■ Work to do ■
Take the entries below and print all of them exactly, please.
------------------------------------------------------------------------
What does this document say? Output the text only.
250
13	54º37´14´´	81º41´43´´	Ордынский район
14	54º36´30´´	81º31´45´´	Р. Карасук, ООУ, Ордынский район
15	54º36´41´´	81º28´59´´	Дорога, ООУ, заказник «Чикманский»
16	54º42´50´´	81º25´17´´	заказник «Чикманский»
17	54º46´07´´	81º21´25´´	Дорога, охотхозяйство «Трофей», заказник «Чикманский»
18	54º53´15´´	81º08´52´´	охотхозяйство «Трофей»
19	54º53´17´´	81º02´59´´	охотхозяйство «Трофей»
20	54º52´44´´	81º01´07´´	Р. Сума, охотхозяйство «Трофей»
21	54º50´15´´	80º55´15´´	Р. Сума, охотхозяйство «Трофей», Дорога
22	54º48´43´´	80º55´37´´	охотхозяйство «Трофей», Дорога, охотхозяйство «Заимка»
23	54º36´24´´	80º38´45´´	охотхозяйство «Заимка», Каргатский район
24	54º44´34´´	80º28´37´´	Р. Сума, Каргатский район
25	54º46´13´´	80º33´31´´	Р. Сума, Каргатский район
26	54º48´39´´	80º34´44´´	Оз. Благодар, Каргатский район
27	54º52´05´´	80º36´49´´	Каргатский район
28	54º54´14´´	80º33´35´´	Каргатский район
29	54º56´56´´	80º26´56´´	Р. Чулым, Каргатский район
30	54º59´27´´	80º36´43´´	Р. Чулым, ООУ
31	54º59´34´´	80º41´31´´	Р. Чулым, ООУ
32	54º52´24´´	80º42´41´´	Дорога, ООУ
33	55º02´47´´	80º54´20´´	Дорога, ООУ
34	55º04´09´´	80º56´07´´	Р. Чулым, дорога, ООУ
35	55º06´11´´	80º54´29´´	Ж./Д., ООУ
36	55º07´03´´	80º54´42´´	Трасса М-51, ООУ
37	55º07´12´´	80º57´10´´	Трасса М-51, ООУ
------------------------------------------------------------------------
■ Task answer ■
What does this document say? Output the text only.
250
13	54º37´14´´	81º41´43´´	Ордынский район
14	54º36´30´´	81º31´45´´	Р. Карасук, ООУ, Ордынский район
15	54º36´41´´	81º28´59´´	Дорога, ООУ, заказник «Чикманский»
16	54º42´50´´	81º25´17´´	заказник «Чикманский»
17	54º46´07´´	81º21´25´´	Дорога, охотхозяйство «Трофей», заказник «Чикманский»
18	54º53´15´´	81º08´52´´	охотхозяйство «Трофей»
19	54º53´17´´	81º02´59´´	охотхозяйство «Трофей»
20	54º52´44´´	81º01´07´´	Р. Сума, охотхозяйство «Трофей»
21	54º50´15´´	80º55´15´´	Р. Сума, охотхозяйство «Трофей», Дорога
22	54º48´43´´	80º55´37´´	охотхозяйство «Трофей», Дорога, охотхозяйство «Заимка»
23	54º36´24´´	80º38´45´´	охотхозяйство «Заимка», Каргатский район
24	54º44´34´´	80º28´37´´	Р. Сума, Каргатский район
25	54º46´13´´	80º33´31´´	Р. Сума, Каргатский район
26	54º48´39´´	80º34´44´´	Оз. Благодар, Каргатский район
27	54º52´05´´	80º36´49´´	Каргатский район
28	54º54´14´´	80º33´35´´	Каргатский район
29	54º56´56´´	80º26´56´´	Р. Чулым, Каргатский район
30	54º59´27´´	80º36´43´´	Р. Чулым, ООУ
31	54º59´34´´	80º41´31´´	Р. Чулым, ООУ
32	54º52´24´´	80º42´41´´	Дорога, ООУ
33	55º02´47´´	80º54´20´´	Дорога, ООУ
34	55º04´09´´	80º56´07´´	Р. Чулым, дорога, ООУ
35	55º06´11´´	80º54´29´´	Ж./Д., ООУ
36	55º07´03´´	80º54´42´´	Трасса М-51, ООУ
37	55º07´12´´	80º57´10´´	Трасса М-51, ООУ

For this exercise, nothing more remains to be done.